▶ [Set problem]: Reproduce every entry exactly as shown.

* Start *

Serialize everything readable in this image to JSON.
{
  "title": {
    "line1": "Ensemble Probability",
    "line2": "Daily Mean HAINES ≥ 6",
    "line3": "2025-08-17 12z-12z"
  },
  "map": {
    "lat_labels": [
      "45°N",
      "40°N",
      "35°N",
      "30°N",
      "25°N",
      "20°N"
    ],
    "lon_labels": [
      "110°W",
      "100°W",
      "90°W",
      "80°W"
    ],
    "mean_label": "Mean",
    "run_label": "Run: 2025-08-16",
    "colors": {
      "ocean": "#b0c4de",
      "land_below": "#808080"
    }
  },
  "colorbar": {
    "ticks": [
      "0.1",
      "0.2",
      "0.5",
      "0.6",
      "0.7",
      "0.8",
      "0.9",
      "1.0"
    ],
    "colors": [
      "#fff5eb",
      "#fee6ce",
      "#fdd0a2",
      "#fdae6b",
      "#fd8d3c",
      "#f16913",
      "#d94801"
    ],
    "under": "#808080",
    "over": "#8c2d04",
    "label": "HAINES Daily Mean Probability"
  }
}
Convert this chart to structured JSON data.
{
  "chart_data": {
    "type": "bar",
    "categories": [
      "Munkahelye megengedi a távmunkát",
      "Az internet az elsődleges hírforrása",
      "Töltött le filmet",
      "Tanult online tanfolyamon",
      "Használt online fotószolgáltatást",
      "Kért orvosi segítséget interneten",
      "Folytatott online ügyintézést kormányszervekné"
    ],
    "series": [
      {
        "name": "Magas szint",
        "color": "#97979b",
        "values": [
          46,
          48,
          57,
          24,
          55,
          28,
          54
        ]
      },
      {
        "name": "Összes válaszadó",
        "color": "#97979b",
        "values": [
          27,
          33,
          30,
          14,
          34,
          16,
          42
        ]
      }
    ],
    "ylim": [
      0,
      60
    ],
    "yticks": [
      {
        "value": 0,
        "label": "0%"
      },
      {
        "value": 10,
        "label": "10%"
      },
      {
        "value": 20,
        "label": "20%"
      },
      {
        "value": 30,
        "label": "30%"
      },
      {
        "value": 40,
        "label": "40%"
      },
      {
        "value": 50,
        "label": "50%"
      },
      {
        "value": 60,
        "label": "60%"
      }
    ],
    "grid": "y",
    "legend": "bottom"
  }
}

* End *

▶ [Task output]:
Serialize everything readable in this image to JSON.
{
  "title": {
    "line1": "Ensemble Probability",
    "line2": "Daily Mean HAINES ≥ 6",
    "line3": "2025-08-17 12z-12z"
  },
  "map": {
    "lat_labels": [
      "45°N",
      "40°N",
      "35°N",
      "30°N",
      "25°N",
      "20°N"
    ],
    "lon_labels": [
      "110°W",
      "100°W",
      "90°W",
      "80°W"
    ],
    "mean_label": "Mean",
    "run_label": "Run: 2025-08-16",
    "colors": {
      "ocean": "#b0c4de",
      "land_below": "#808080"
    }
  },
  "colorbar": {
    "ticks": [
      "0.1",
      "0.2",
      "0.5",
      "0.6",
      "0.7",
      "0.8",
      "0.9",
      "1.0"
    ],
    "colors": [
      "#fff5eb",
      "#fee6ce",
      "#fdd0a2",
      "#fdae6b",
      "#fd8d3c",
      "#f16913",
      "#d94801"
    ],
    "under": "#808080",
    "over": "#8c2d04",
    "label": "HAINES Daily Mean Probability"
  }
}
Convert this chart to structured JSON data.
{
  "chart_data": {
    "type": "bar",
    "categories": [
      "Munkahelye megengedi a távmunkát",
      "Az internet az elsődleges hírforrása",
      "Töltött le filmet",
      "Tanult online tanfolyamon",
      "Használt online fotószolgáltatást",
      "Kért orvosi segítséget interneten",
      "Folytatott online ügyintézést kormányszervekné"
    ],
    "series": [
      {
        "name": "Magas szint",
        "color": "#97979b",
        "values": [
          46,
          48,
          57,
          24,
          55,
          28,
          54
        ]
      },
      {
        "name": "Összes válaszadó",
        "color": "#97979b",
        "values": [
          27,
          33,
          30,
          14,
          34,
          16,
          42
        ]
      }
    ],
    "ylim": [
      0,
      60
    ],
    "yticks": [
      {
        "value": 0,
        "label": "0%"
      },
      {
        "value": 10,
        "label": "10%"
      },
      {
        "value": 20,
        "label": "20%"
      },
      {
        "value": 30,
        "label": "30%"
      },
      {
        "value": 40,
        "label": "40%"
      },
      {
        "value": 50,
        "label": "50%"
      },
      {
        "value": 60,
        "label": "60%"
      }
    ],
    "grid": "y",
    "legend": "bottom"
  }
}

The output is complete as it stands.